**PROMPT:** Without including any pictures, copy each entry below exactly.

**ENTRIES SUPPLIED:**
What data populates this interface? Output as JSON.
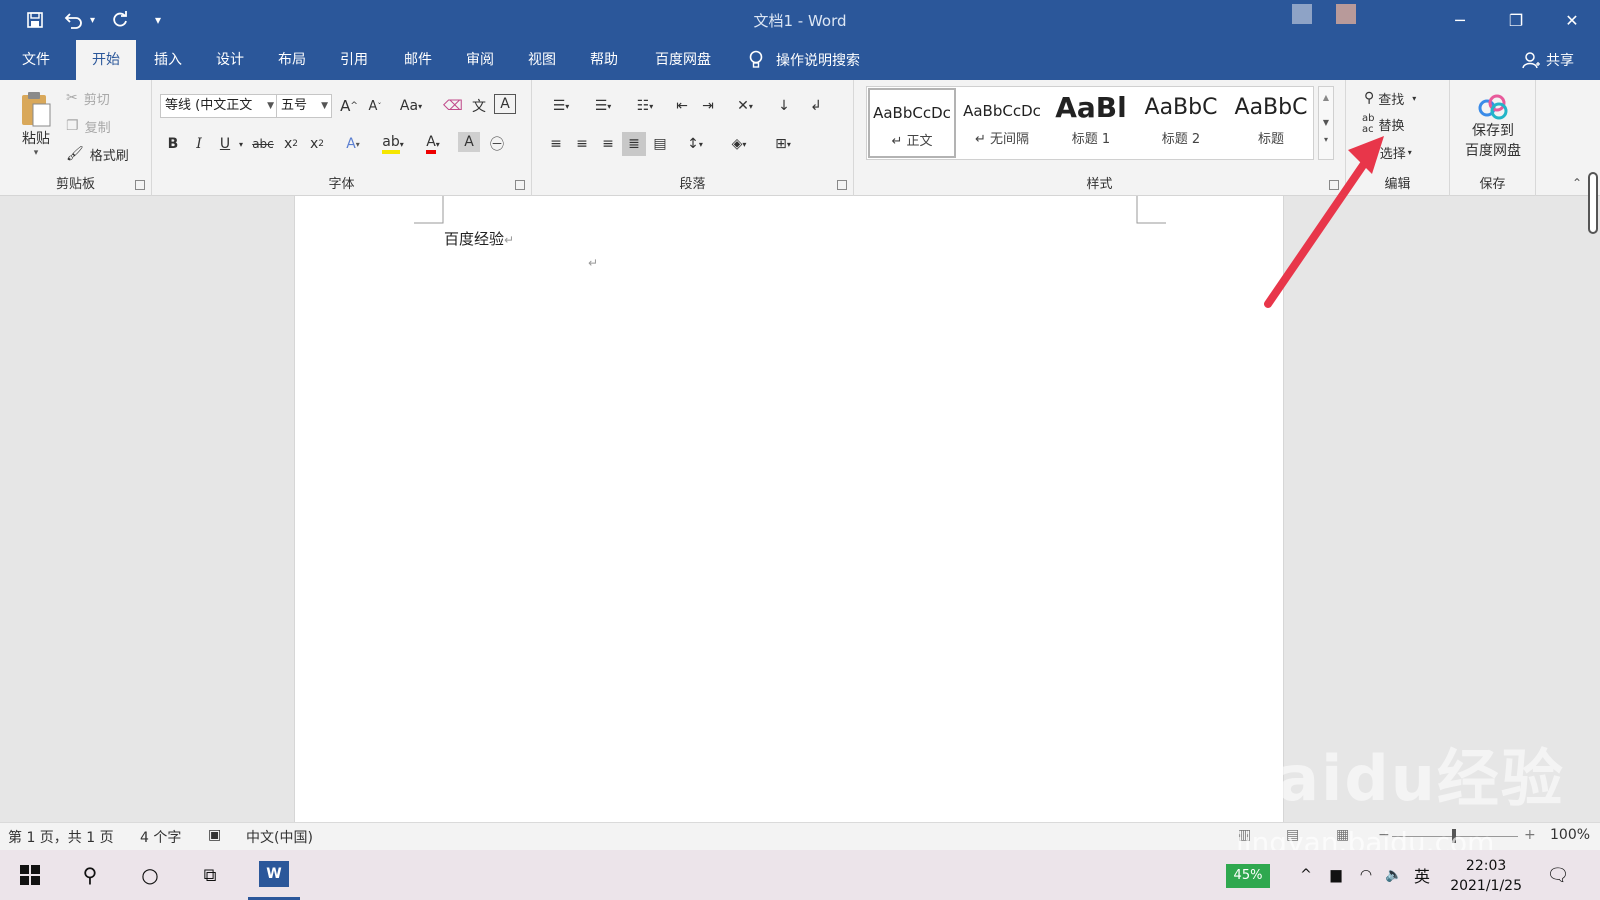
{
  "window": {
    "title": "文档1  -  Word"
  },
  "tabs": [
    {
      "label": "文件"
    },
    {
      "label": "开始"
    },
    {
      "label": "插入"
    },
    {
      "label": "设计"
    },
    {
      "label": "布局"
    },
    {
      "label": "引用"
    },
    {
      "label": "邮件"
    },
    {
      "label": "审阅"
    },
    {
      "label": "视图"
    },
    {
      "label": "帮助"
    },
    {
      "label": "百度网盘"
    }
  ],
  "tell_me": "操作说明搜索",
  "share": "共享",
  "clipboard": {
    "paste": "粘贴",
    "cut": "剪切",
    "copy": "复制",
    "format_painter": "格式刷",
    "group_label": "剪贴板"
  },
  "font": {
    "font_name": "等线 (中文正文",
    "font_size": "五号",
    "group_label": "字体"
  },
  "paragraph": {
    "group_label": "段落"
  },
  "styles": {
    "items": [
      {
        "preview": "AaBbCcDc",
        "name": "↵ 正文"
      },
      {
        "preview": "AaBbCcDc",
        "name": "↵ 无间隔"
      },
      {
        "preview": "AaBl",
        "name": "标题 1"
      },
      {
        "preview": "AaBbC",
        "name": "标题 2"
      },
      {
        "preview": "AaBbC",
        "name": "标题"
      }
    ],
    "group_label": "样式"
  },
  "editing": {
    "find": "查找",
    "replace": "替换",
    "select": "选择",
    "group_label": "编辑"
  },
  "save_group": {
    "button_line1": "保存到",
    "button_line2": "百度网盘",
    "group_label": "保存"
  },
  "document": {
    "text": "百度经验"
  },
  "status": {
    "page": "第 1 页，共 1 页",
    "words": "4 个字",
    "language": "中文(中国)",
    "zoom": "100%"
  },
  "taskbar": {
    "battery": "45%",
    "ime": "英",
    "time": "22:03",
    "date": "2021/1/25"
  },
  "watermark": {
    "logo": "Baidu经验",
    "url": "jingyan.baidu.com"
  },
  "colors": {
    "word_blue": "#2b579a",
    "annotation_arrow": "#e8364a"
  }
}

**SOLUTION TO THE PROBLEM:**
What data populates this interface? Output as JSON.
{
  "window": {
    "title": "文档1  -  Word"
  },
  "tabs": [
    {
      "label": "文件"
    },
    {
      "label": "开始"
    },
    {
      "label": "插入"
    },
    {
      "label": "设计"
    },
    {
      "label": "布局"
    },
    {
      "label": "引用"
    },
    {
      "label": "邮件"
    },
    {
      "label": "审阅"
    },
    {
      "label": "视图"
    },
    {
      "label": "帮助"
    },
    {
      "label": "百度网盘"
    }
  ],
  "tell_me": "操作说明搜索",
  "share": "共享",
  "clipboard": {
    "paste": "粘贴",
    "cut": "剪切",
    "copy": "复制",
    "format_painter": "格式刷",
    "group_label": "剪贴板"
  },
  "font": {
    "font_name": "等线 (中文正文",
    "font_size": "五号",
    "group_label": "字体"
  },
  "paragraph": {
    "group_label": "段落"
  },
  "styles": {
    "items": [
      {
        "preview": "AaBbCcDc",
        "name": "↵ 正文"
      },
      {
        "preview": "AaBbCcDc",
        "name": "↵ 无间隔"
      },
      {
        "preview": "AaBl",
        "name": "标题 1"
      },
      {
        "preview": "AaBbC",
        "name": "标题 2"
      },
      {
        "preview": "AaBbC",
        "name": "标题"
      }
    ],
    "group_label": "样式"
  },
  "editing": {
    "find": "查找",
    "replace": "替换",
    "select": "选择",
    "group_label": "编辑"
  },
  "save_group": {
    "button_line1": "保存到",
    "button_line2": "百度网盘",
    "group_label": "保存"
  },
  "document": {
    "text": "百度经验"
  },
  "status": {
    "page": "第 1 页，共 1 页",
    "words": "4 个字",
    "language": "中文(中国)",
    "zoom": "100%"
  },
  "taskbar": {
    "battery": "45%",
    "ime": "英",
    "time": "22:03",
    "date": "2021/1/25"
  },
  "watermark": {
    "logo": "Baidu经验",
    "url": "jingyan.baidu.com"
  },
  "colors": {
    "word_blue": "#2b579a",
    "annotation_arrow": "#e8364a"
  }
}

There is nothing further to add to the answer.